- _A run of records_:
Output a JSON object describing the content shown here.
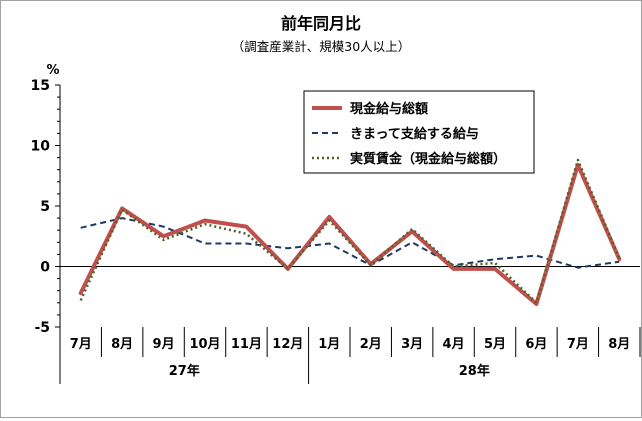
{
  "chart_data": {
    "type": "line",
    "title": "前年同月比",
    "subtitle": "（調査産業計、規模30人以上）",
    "ylabel": "%",
    "ylim": [
      -5,
      15
    ],
    "yticks": [
      -5,
      0,
      5,
      10,
      15
    ],
    "grid": false,
    "legend_position": "top-center",
    "categories": [
      "7月",
      "8月",
      "9月",
      "10月",
      "11月",
      "12月",
      "1月",
      "2月",
      "3月",
      "4月",
      "5月",
      "6月",
      "7月",
      "8月"
    ],
    "year_groups": [
      {
        "label": "27年",
        "start": 0,
        "end": 5
      },
      {
        "label": "28年",
        "start": 6,
        "end": 13
      }
    ],
    "series": [
      {
        "name": "現金給与総額",
        "color": "#c0504d",
        "style": "solid",
        "values": [
          -2.2,
          4.8,
          2.5,
          3.8,
          3.3,
          -0.2,
          4.1,
          0.2,
          2.9,
          -0.2,
          -0.2,
          -3.1,
          8.4,
          0.6
        ]
      },
      {
        "name": "きまって支給する給与",
        "color": "#1f3864",
        "style": "dash",
        "values": [
          3.2,
          4.0,
          3.3,
          1.9,
          1.9,
          1.5,
          1.9,
          0.1,
          2.0,
          0.1,
          0.6,
          0.9,
          -0.1,
          0.4
        ]
      },
      {
        "name": "実質賃金（現金給与総額）",
        "color": "#4f6228",
        "style": "dot",
        "values": [
          -2.8,
          4.7,
          2.2,
          3.5,
          2.7,
          -0.2,
          3.8,
          0.1,
          3.1,
          0.0,
          0.3,
          -3.0,
          8.8,
          0.7
        ]
      }
    ]
  }
}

- _SHORT TASK_: Transcribe the records above exactly, omitting every picture they contain.

- _EXPECTED ANSWER_:
Output a JSON object describing the content shown here.
{
  "chart_data": {
    "type": "line",
    "title": "前年同月比",
    "subtitle": "（調査産業計、規模30人以上）",
    "ylabel": "%",
    "ylim": [
      -5,
      15
    ],
    "yticks": [
      -5,
      0,
      5,
      10,
      15
    ],
    "grid": false,
    "legend_position": "top-center",
    "categories": [
      "7月",
      "8月",
      "9月",
      "10月",
      "11月",
      "12月",
      "1月",
      "2月",
      "3月",
      "4月",
      "5月",
      "6月",
      "7月",
      "8月"
    ],
    "year_groups": [
      {
        "label": "27年",
        "start": 0,
        "end": 5
      },
      {
        "label": "28年",
        "start": 6,
        "end": 13
      }
    ],
    "series": [
      {
        "name": "現金給与総額",
        "color": "#c0504d",
        "style": "solid",
        "values": [
          -2.2,
          4.8,
          2.5,
          3.8,
          3.3,
          -0.2,
          4.1,
          0.2,
          2.9,
          -0.2,
          -0.2,
          -3.1,
          8.4,
          0.6
        ]
      },
      {
        "name": "きまって支給する給与",
        "color": "#1f3864",
        "style": "dash",
        "values": [
          3.2,
          4.0,
          3.3,
          1.9,
          1.9,
          1.5,
          1.9,
          0.1,
          2.0,
          0.1,
          0.6,
          0.9,
          -0.1,
          0.4
        ]
      },
      {
        "name": "実質賃金（現金給与総額）",
        "color": "#4f6228",
        "style": "dot",
        "values": [
          -2.8,
          4.7,
          2.2,
          3.5,
          2.7,
          -0.2,
          3.8,
          0.1,
          3.1,
          0.0,
          0.3,
          -3.0,
          8.8,
          0.7
        ]
      }
    ]
  }
}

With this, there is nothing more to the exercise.